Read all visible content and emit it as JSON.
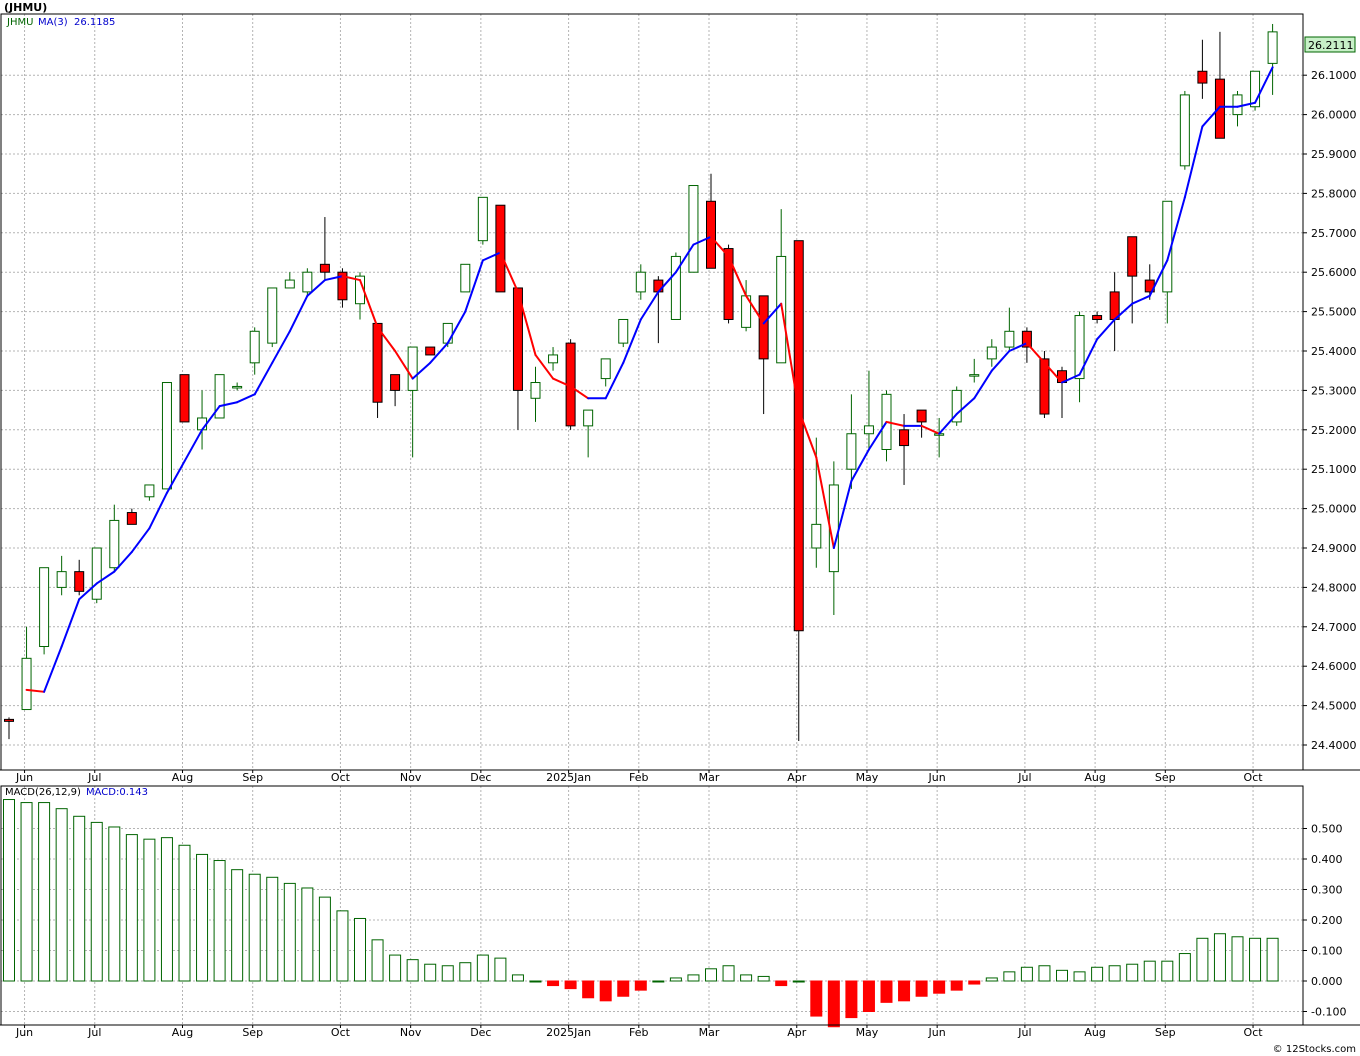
{
  "header": {
    "symbol_title": "(JHMU)",
    "legend_symbol": "JHMU",
    "legend_ma_label": "MA(3)",
    "legend_ma_value": "26.1185",
    "macd_label": "MACD(26,12,9)",
    "macd_value_label": "MACD:0.143",
    "last_price_badge": "26.2111",
    "footer_credit": "© 12Stocks.com"
  },
  "colors": {
    "up_candle_border": "#006400",
    "down_candle": "#ff0000",
    "ma_up": "#0000ff",
    "ma_down": "#ff0000",
    "macd_pos": "#006400",
    "macd_neg": "#ff0000",
    "badge_bg": "#c8f0c8"
  },
  "chart_data": [
    {
      "type": "candlestick",
      "title": "(JHMU)",
      "y_ticks": [
        "24.4000",
        "24.5000",
        "24.6000",
        "24.7000",
        "24.8000",
        "24.9000",
        "25.0000",
        "25.1000",
        "25.2000",
        "25.3000",
        "25.4000",
        "25.5000",
        "25.6000",
        "25.7000",
        "25.8000",
        "25.9000",
        "26.0000",
        "26.1000"
      ],
      "x_labels": [
        "Jun",
        "Jul",
        "Aug",
        "Sep",
        "Oct",
        "Nov",
        "Dec",
        "2025Jan",
        "Feb",
        "Mar",
        "Apr",
        "May",
        "Jun",
        "Jul",
        "Aug",
        "Sep",
        "Oct"
      ],
      "x_label_weeks": [
        1,
        5,
        10,
        14,
        19,
        23,
        27,
        32,
        36,
        40,
        45,
        49,
        53,
        58,
        62,
        66,
        71
      ],
      "ohlc": [
        [
          24.465,
          24.47,
          24.415,
          24.46
        ],
        [
          24.49,
          24.7,
          24.49,
          24.62
        ],
        [
          24.65,
          24.85,
          24.63,
          24.85
        ],
        [
          24.8,
          24.88,
          24.78,
          24.84
        ],
        [
          24.84,
          24.87,
          24.78,
          24.79
        ],
        [
          24.77,
          24.9,
          24.76,
          24.9
        ],
        [
          24.85,
          25.01,
          24.84,
          24.97
        ],
        [
          24.99,
          25.0,
          24.96,
          24.96
        ],
        [
          25.03,
          25.06,
          25.02,
          25.06
        ],
        [
          25.05,
          25.32,
          25.05,
          25.32
        ],
        [
          25.34,
          25.34,
          25.22,
          25.22
        ],
        [
          25.2,
          25.3,
          25.15,
          25.23
        ],
        [
          25.23,
          25.34,
          25.23,
          25.34
        ],
        [
          25.31,
          25.32,
          25.3,
          25.31
        ],
        [
          25.37,
          25.46,
          25.34,
          25.45
        ],
        [
          25.42,
          25.56,
          25.41,
          25.56
        ],
        [
          25.56,
          25.6,
          25.56,
          25.58
        ],
        [
          25.55,
          25.61,
          25.54,
          25.6
        ],
        [
          25.62,
          25.74,
          25.58,
          25.6
        ],
        [
          25.6,
          25.61,
          25.51,
          25.53
        ],
        [
          25.52,
          25.6,
          25.48,
          25.59
        ],
        [
          25.47,
          25.47,
          25.23,
          25.27
        ],
        [
          25.34,
          25.34,
          25.26,
          25.3
        ],
        [
          25.3,
          25.4,
          25.13,
          25.41
        ],
        [
          25.41,
          25.41,
          25.39,
          25.39
        ],
        [
          25.42,
          25.47,
          25.41,
          25.47
        ],
        [
          25.55,
          25.62,
          25.55,
          25.62
        ],
        [
          25.68,
          25.79,
          25.67,
          25.79
        ],
        [
          25.77,
          25.77,
          25.55,
          25.55
        ],
        [
          25.56,
          25.56,
          25.2,
          25.3
        ],
        [
          25.28,
          25.36,
          25.22,
          25.32
        ],
        [
          25.37,
          25.41,
          25.35,
          25.39
        ],
        [
          25.42,
          25.43,
          25.2,
          25.21
        ],
        [
          25.21,
          25.25,
          25.13,
          25.25
        ],
        [
          25.33,
          25.38,
          25.31,
          25.38
        ],
        [
          25.42,
          25.48,
          25.41,
          25.48
        ],
        [
          25.55,
          25.62,
          25.53,
          25.6
        ],
        [
          25.58,
          25.59,
          25.42,
          25.55
        ],
        [
          25.48,
          25.65,
          25.48,
          25.64
        ],
        [
          25.6,
          25.82,
          25.6,
          25.82
        ],
        [
          25.78,
          25.85,
          25.61,
          25.61
        ],
        [
          25.66,
          25.67,
          25.47,
          25.48
        ],
        [
          25.46,
          25.58,
          25.45,
          25.54
        ],
        [
          25.54,
          25.54,
          25.24,
          25.38
        ],
        [
          25.37,
          25.76,
          25.37,
          25.64
        ],
        [
          25.68,
          25.68,
          24.41,
          24.69
        ],
        [
          24.9,
          25.18,
          24.85,
          24.96
        ],
        [
          24.84,
          25.12,
          24.73,
          25.06
        ],
        [
          25.1,
          25.29,
          25.05,
          25.19
        ],
        [
          25.19,
          25.35,
          25.15,
          25.21
        ],
        [
          25.15,
          25.3,
          25.12,
          25.29
        ],
        [
          25.2,
          25.24,
          25.06,
          25.16
        ],
        [
          25.25,
          25.25,
          25.18,
          25.22
        ],
        [
          25.19,
          25.23,
          25.13,
          25.19
        ],
        [
          25.22,
          25.31,
          25.21,
          25.3
        ],
        [
          25.34,
          25.38,
          25.32,
          25.34
        ],
        [
          25.38,
          25.43,
          25.36,
          25.41
        ],
        [
          25.41,
          25.51,
          25.4,
          25.45
        ],
        [
          25.45,
          25.46,
          25.37,
          25.41
        ],
        [
          25.38,
          25.4,
          25.23,
          25.24
        ],
        [
          25.35,
          25.36,
          25.23,
          25.32
        ],
        [
          25.33,
          25.5,
          25.27,
          25.49
        ],
        [
          25.49,
          25.5,
          25.47,
          25.48
        ],
        [
          25.55,
          25.6,
          25.4,
          25.48
        ],
        [
          25.69,
          25.69,
          25.47,
          25.59
        ],
        [
          25.58,
          25.62,
          25.53,
          25.55
        ],
        [
          25.55,
          25.78,
          25.47,
          25.78
        ],
        [
          25.87,
          26.06,
          25.86,
          26.05
        ],
        [
          26.11,
          26.19,
          26.04,
          26.08
        ],
        [
          26.09,
          26.21,
          25.94,
          25.94
        ],
        [
          26.0,
          26.06,
          25.97,
          26.05
        ],
        [
          26.02,
          26.11,
          26.01,
          26.11
        ],
        [
          26.13,
          26.23,
          26.05,
          26.21
        ]
      ],
      "ma3": [
        null,
        24.54,
        24.535,
        24.65,
        24.77,
        24.81,
        24.84,
        24.89,
        24.95,
        25.04,
        25.12,
        25.2,
        25.26,
        25.27,
        25.29,
        25.37,
        25.45,
        25.54,
        25.58,
        25.59,
        25.58,
        25.46,
        25.4,
        25.33,
        25.37,
        25.42,
        25.5,
        25.63,
        25.65,
        25.55,
        25.39,
        25.33,
        25.31,
        25.28,
        25.28,
        25.37,
        25.48,
        25.55,
        25.6,
        25.67,
        25.69,
        25.64,
        25.54,
        25.47,
        25.52,
        25.25,
        25.13,
        24.9,
        25.07,
        25.15,
        25.22,
        25.21,
        25.21,
        25.19,
        25.24,
        25.28,
        25.35,
        25.4,
        25.42,
        25.37,
        25.32,
        25.34,
        25.43,
        25.48,
        25.52,
        25.54,
        25.63,
        25.79,
        25.97,
        26.02,
        26.02,
        26.03,
        26.12
      ],
      "last": 26.2111
    },
    {
      "type": "bar",
      "title": "MACD(26,12,9)",
      "y_ticks": [
        "-0.100",
        "0.000",
        "0.100",
        "0.200",
        "0.300",
        "0.400",
        "0.500"
      ],
      "x_labels": [
        "Jun",
        "Jul",
        "Aug",
        "Sep",
        "Oct",
        "Nov",
        "Dec",
        "2025Jan",
        "Feb",
        "Mar",
        "Apr",
        "May",
        "Jun",
        "Jul",
        "Aug",
        "Sep",
        "Oct"
      ],
      "values": [
        0.595,
        0.585,
        0.585,
        0.565,
        0.54,
        0.52,
        0.505,
        0.48,
        0.465,
        0.47,
        0.445,
        0.415,
        0.395,
        0.365,
        0.35,
        0.34,
        0.32,
        0.305,
        0.275,
        0.23,
        0.205,
        0.135,
        0.085,
        0.07,
        0.055,
        0.05,
        0.06,
        0.085,
        0.075,
        0.02,
        0.0,
        -0.015,
        -0.025,
        -0.055,
        -0.065,
        -0.05,
        -0.03,
        0.0,
        0.01,
        0.02,
        0.04,
        0.05,
        0.02,
        0.015,
        -0.015,
        0.0,
        -0.115,
        -0.15,
        -0.12,
        -0.1,
        -0.07,
        -0.065,
        -0.05,
        -0.04,
        -0.03,
        -0.01,
        0.01,
        0.03,
        0.045,
        0.05,
        0.035,
        0.03,
        0.045,
        0.05,
        0.055,
        0.065,
        0.065,
        0.09,
        0.14,
        0.155,
        0.145,
        0.14,
        0.14
      ],
      "last": 0.143
    }
  ]
}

▸ Aim of the exercise:
Within the listing above, find every line containing the string "JHMU" and return it.

▸ Task output:
    "symbol_title": "(JHMU)",
    "legend_symbol": "JHMU",
      "title": "(JHMU)",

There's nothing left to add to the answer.